++++ Data for this task
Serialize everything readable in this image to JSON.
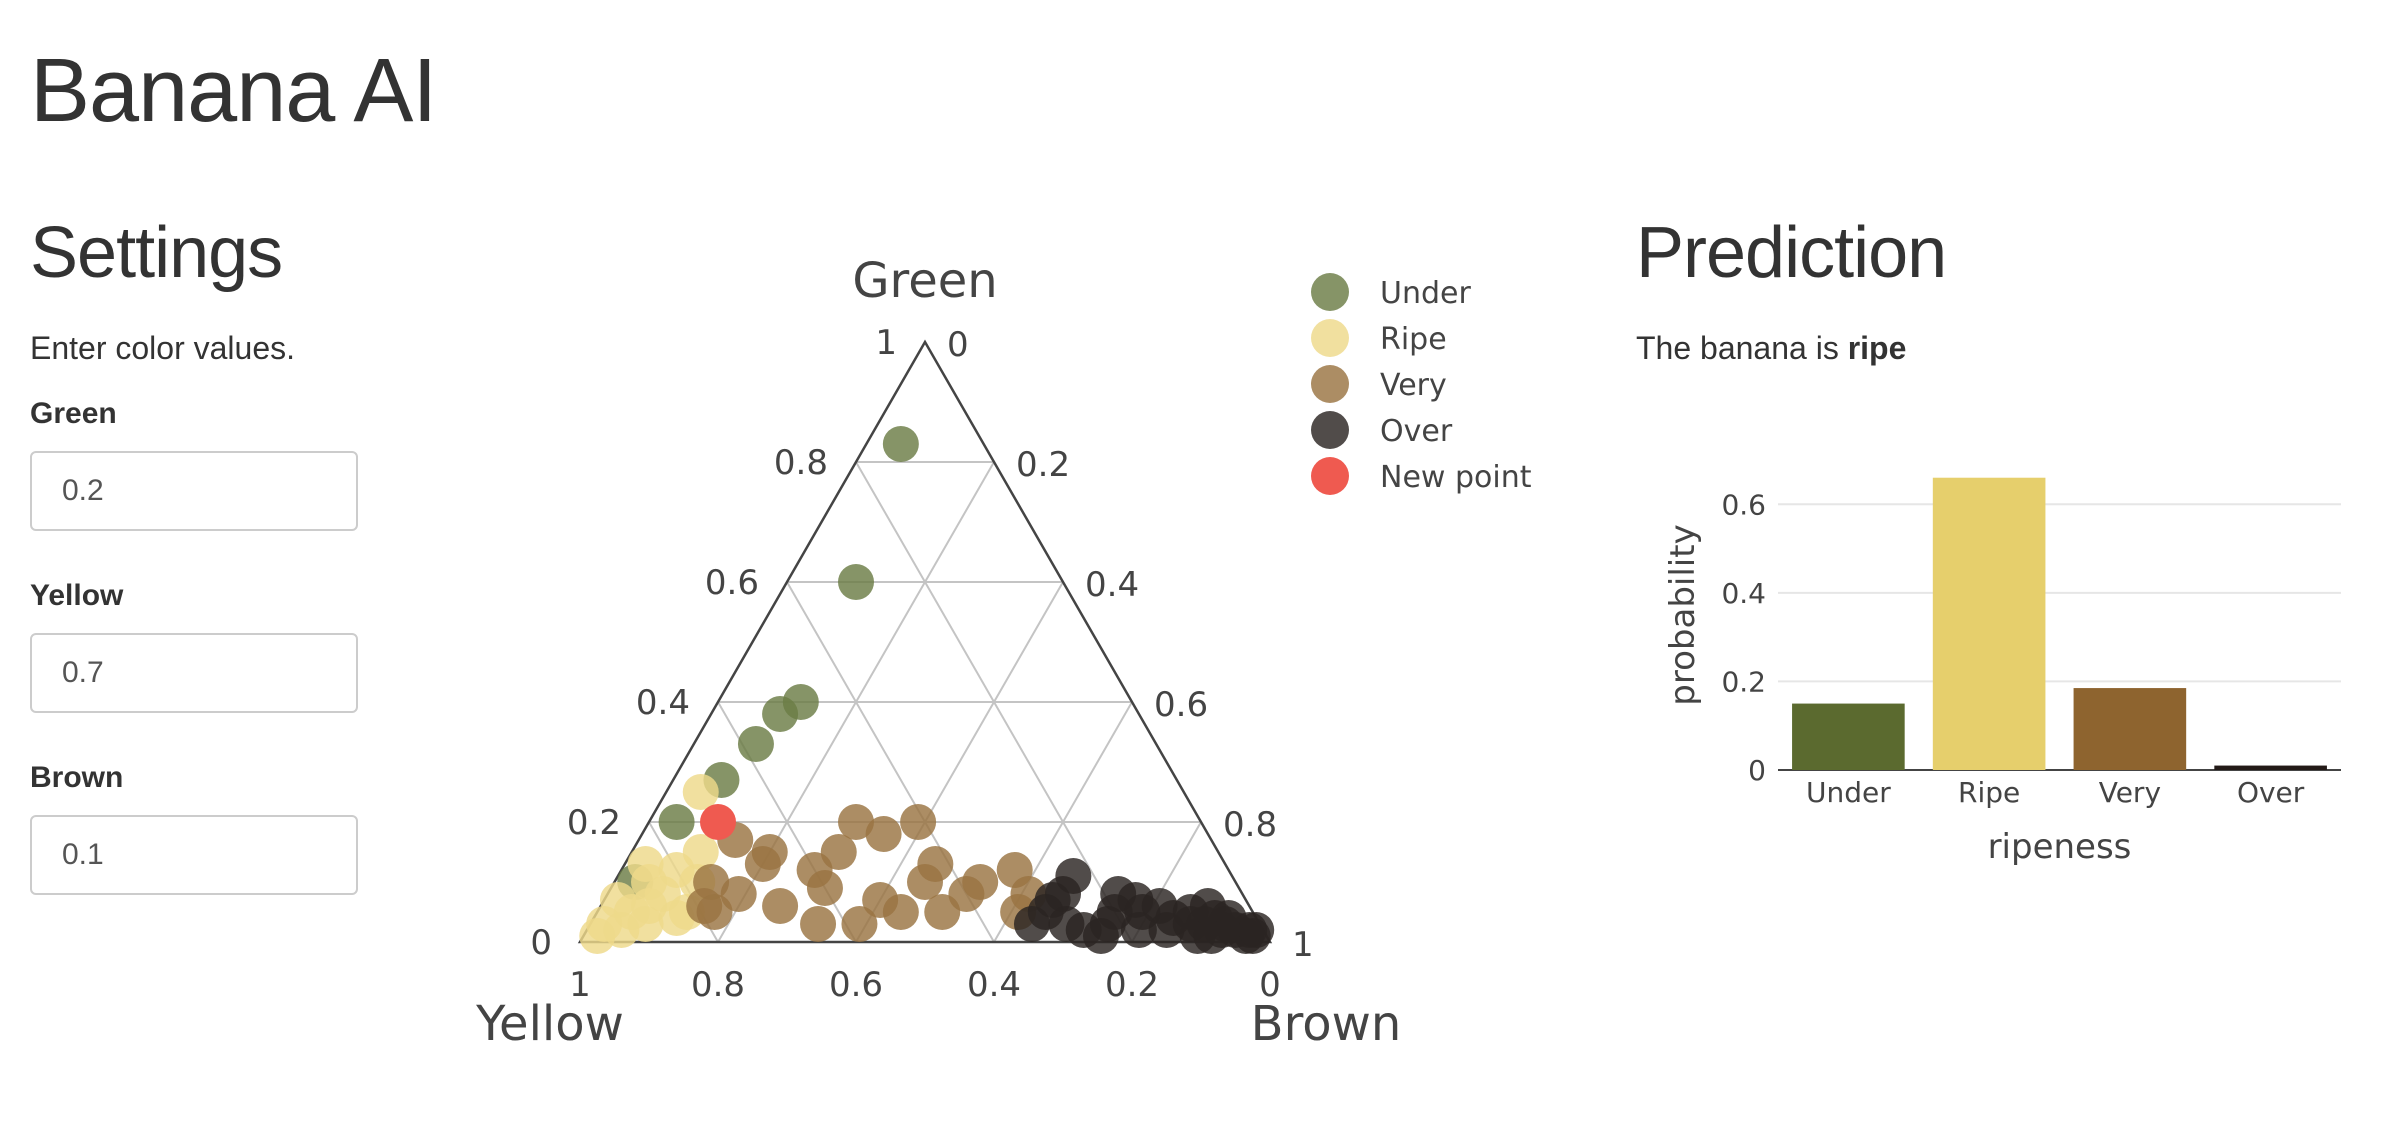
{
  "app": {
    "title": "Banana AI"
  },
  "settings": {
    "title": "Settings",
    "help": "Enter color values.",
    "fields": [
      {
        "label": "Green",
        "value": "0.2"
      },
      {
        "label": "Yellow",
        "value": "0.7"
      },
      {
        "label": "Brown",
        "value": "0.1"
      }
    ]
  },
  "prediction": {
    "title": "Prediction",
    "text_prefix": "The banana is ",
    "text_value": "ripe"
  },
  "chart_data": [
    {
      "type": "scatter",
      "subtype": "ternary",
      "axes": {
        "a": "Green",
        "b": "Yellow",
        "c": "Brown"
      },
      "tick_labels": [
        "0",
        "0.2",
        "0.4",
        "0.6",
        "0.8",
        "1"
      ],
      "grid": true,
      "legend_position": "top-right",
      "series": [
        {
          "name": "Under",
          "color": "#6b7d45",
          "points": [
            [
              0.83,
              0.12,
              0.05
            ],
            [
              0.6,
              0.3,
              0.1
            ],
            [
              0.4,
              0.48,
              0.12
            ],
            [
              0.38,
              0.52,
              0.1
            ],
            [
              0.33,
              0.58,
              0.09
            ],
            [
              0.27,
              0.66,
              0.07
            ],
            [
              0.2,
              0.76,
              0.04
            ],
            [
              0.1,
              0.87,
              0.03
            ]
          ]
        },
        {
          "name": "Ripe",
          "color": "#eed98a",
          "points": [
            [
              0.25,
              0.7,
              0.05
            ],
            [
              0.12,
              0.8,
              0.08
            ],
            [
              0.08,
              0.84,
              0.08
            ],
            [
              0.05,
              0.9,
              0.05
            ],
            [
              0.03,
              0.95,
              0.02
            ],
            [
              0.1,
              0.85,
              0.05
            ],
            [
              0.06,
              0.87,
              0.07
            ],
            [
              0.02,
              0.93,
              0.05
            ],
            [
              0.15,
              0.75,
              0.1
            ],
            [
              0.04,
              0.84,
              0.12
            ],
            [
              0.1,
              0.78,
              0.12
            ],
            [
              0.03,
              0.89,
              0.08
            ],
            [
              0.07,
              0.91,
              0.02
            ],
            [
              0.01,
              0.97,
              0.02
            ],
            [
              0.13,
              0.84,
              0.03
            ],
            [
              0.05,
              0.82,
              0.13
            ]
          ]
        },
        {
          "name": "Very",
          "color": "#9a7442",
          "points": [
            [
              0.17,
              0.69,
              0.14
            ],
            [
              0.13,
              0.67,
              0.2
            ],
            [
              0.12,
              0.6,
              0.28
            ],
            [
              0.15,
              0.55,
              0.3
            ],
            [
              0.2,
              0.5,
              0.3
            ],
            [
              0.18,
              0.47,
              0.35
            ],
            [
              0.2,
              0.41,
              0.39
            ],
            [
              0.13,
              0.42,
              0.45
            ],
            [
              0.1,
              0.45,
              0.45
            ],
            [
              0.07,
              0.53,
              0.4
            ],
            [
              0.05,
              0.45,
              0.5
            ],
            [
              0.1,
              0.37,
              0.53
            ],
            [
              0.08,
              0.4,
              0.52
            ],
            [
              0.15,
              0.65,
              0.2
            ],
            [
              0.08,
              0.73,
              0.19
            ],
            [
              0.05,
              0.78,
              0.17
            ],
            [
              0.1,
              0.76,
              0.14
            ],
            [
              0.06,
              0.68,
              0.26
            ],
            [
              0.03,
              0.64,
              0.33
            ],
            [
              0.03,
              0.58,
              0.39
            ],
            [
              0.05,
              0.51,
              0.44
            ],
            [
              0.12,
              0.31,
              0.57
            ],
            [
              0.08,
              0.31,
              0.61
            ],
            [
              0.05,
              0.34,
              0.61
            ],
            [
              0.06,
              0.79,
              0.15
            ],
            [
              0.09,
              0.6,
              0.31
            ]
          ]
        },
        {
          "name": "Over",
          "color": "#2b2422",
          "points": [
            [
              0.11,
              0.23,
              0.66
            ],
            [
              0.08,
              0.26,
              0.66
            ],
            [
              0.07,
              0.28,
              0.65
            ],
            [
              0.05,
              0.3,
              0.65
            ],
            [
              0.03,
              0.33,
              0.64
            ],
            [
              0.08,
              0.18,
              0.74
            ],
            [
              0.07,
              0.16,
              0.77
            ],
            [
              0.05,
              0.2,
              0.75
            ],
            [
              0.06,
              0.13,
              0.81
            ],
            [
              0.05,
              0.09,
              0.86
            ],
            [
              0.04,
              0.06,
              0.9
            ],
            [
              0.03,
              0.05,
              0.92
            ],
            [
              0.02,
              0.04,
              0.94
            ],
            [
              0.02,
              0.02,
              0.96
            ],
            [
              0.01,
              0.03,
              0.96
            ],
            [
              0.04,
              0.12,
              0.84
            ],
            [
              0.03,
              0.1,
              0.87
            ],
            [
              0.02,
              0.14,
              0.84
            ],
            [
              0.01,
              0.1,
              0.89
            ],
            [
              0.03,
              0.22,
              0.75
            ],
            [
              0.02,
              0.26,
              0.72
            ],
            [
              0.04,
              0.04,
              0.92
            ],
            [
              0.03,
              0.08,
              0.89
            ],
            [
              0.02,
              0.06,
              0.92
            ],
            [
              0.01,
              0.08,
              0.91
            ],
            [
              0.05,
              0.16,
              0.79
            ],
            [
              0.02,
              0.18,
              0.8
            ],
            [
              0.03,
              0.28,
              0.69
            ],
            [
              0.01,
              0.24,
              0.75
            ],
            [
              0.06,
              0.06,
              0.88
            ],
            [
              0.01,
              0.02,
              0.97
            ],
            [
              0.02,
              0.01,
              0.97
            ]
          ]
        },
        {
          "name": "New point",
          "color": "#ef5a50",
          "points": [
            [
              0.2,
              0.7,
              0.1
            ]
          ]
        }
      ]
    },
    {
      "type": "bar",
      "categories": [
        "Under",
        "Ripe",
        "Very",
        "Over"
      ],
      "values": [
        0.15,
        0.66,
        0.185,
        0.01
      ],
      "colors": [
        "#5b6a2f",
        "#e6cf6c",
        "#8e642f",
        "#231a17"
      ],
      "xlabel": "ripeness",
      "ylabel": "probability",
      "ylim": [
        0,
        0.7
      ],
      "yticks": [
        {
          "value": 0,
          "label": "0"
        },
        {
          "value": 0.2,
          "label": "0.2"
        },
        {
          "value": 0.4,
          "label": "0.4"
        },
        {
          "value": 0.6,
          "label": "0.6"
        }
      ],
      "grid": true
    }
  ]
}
++++++++
Set down every record once more, word for word, without pictures.

Serialize everything readable in this image to JSON.
{
  "app": {
    "title": "Banana AI"
  },
  "settings": {
    "title": "Settings",
    "help": "Enter color values.",
    "fields": [
      {
        "label": "Green",
        "value": "0.2"
      },
      {
        "label": "Yellow",
        "value": "0.7"
      },
      {
        "label": "Brown",
        "value": "0.1"
      }
    ]
  },
  "prediction": {
    "title": "Prediction",
    "text_prefix": "The banana is ",
    "text_value": "ripe"
  },
  "chart_data": [
    {
      "type": "scatter",
      "subtype": "ternary",
      "axes": {
        "a": "Green",
        "b": "Yellow",
        "c": "Brown"
      },
      "tick_labels": [
        "0",
        "0.2",
        "0.4",
        "0.6",
        "0.8",
        "1"
      ],
      "grid": true,
      "legend_position": "top-right",
      "series": [
        {
          "name": "Under",
          "color": "#6b7d45",
          "points": [
            [
              0.83,
              0.12,
              0.05
            ],
            [
              0.6,
              0.3,
              0.1
            ],
            [
              0.4,
              0.48,
              0.12
            ],
            [
              0.38,
              0.52,
              0.1
            ],
            [
              0.33,
              0.58,
              0.09
            ],
            [
              0.27,
              0.66,
              0.07
            ],
            [
              0.2,
              0.76,
              0.04
            ],
            [
              0.1,
              0.87,
              0.03
            ]
          ]
        },
        {
          "name": "Ripe",
          "color": "#eed98a",
          "points": [
            [
              0.25,
              0.7,
              0.05
            ],
            [
              0.12,
              0.8,
              0.08
            ],
            [
              0.08,
              0.84,
              0.08
            ],
            [
              0.05,
              0.9,
              0.05
            ],
            [
              0.03,
              0.95,
              0.02
            ],
            [
              0.1,
              0.85,
              0.05
            ],
            [
              0.06,
              0.87,
              0.07
            ],
            [
              0.02,
              0.93,
              0.05
            ],
            [
              0.15,
              0.75,
              0.1
            ],
            [
              0.04,
              0.84,
              0.12
            ],
            [
              0.1,
              0.78,
              0.12
            ],
            [
              0.03,
              0.89,
              0.08
            ],
            [
              0.07,
              0.91,
              0.02
            ],
            [
              0.01,
              0.97,
              0.02
            ],
            [
              0.13,
              0.84,
              0.03
            ],
            [
              0.05,
              0.82,
              0.13
            ]
          ]
        },
        {
          "name": "Very",
          "color": "#9a7442",
          "points": [
            [
              0.17,
              0.69,
              0.14
            ],
            [
              0.13,
              0.67,
              0.2
            ],
            [
              0.12,
              0.6,
              0.28
            ],
            [
              0.15,
              0.55,
              0.3
            ],
            [
              0.2,
              0.5,
              0.3
            ],
            [
              0.18,
              0.47,
              0.35
            ],
            [
              0.2,
              0.41,
              0.39
            ],
            [
              0.13,
              0.42,
              0.45
            ],
            [
              0.1,
              0.45,
              0.45
            ],
            [
              0.07,
              0.53,
              0.4
            ],
            [
              0.05,
              0.45,
              0.5
            ],
            [
              0.1,
              0.37,
              0.53
            ],
            [
              0.08,
              0.4,
              0.52
            ],
            [
              0.15,
              0.65,
              0.2
            ],
            [
              0.08,
              0.73,
              0.19
            ],
            [
              0.05,
              0.78,
              0.17
            ],
            [
              0.1,
              0.76,
              0.14
            ],
            [
              0.06,
              0.68,
              0.26
            ],
            [
              0.03,
              0.64,
              0.33
            ],
            [
              0.03,
              0.58,
              0.39
            ],
            [
              0.05,
              0.51,
              0.44
            ],
            [
              0.12,
              0.31,
              0.57
            ],
            [
              0.08,
              0.31,
              0.61
            ],
            [
              0.05,
              0.34,
              0.61
            ],
            [
              0.06,
              0.79,
              0.15
            ],
            [
              0.09,
              0.6,
              0.31
            ]
          ]
        },
        {
          "name": "Over",
          "color": "#2b2422",
          "points": [
            [
              0.11,
              0.23,
              0.66
            ],
            [
              0.08,
              0.26,
              0.66
            ],
            [
              0.07,
              0.28,
              0.65
            ],
            [
              0.05,
              0.3,
              0.65
            ],
            [
              0.03,
              0.33,
              0.64
            ],
            [
              0.08,
              0.18,
              0.74
            ],
            [
              0.07,
              0.16,
              0.77
            ],
            [
              0.05,
              0.2,
              0.75
            ],
            [
              0.06,
              0.13,
              0.81
            ],
            [
              0.05,
              0.09,
              0.86
            ],
            [
              0.04,
              0.06,
              0.9
            ],
            [
              0.03,
              0.05,
              0.92
            ],
            [
              0.02,
              0.04,
              0.94
            ],
            [
              0.02,
              0.02,
              0.96
            ],
            [
              0.01,
              0.03,
              0.96
            ],
            [
              0.04,
              0.12,
              0.84
            ],
            [
              0.03,
              0.1,
              0.87
            ],
            [
              0.02,
              0.14,
              0.84
            ],
            [
              0.01,
              0.1,
              0.89
            ],
            [
              0.03,
              0.22,
              0.75
            ],
            [
              0.02,
              0.26,
              0.72
            ],
            [
              0.04,
              0.04,
              0.92
            ],
            [
              0.03,
              0.08,
              0.89
            ],
            [
              0.02,
              0.06,
              0.92
            ],
            [
              0.01,
              0.08,
              0.91
            ],
            [
              0.05,
              0.16,
              0.79
            ],
            [
              0.02,
              0.18,
              0.8
            ],
            [
              0.03,
              0.28,
              0.69
            ],
            [
              0.01,
              0.24,
              0.75
            ],
            [
              0.06,
              0.06,
              0.88
            ],
            [
              0.01,
              0.02,
              0.97
            ],
            [
              0.02,
              0.01,
              0.97
            ]
          ]
        },
        {
          "name": "New point",
          "color": "#ef5a50",
          "points": [
            [
              0.2,
              0.7,
              0.1
            ]
          ]
        }
      ]
    },
    {
      "type": "bar",
      "categories": [
        "Under",
        "Ripe",
        "Very",
        "Over"
      ],
      "values": [
        0.15,
        0.66,
        0.185,
        0.01
      ],
      "colors": [
        "#5b6a2f",
        "#e6cf6c",
        "#8e642f",
        "#231a17"
      ],
      "xlabel": "ripeness",
      "ylabel": "probability",
      "ylim": [
        0,
        0.7
      ],
      "yticks": [
        {
          "value": 0,
          "label": "0"
        },
        {
          "value": 0.2,
          "label": "0.2"
        },
        {
          "value": 0.4,
          "label": "0.4"
        },
        {
          "value": 0.6,
          "label": "0.6"
        }
      ],
      "grid": true
    }
  ]
}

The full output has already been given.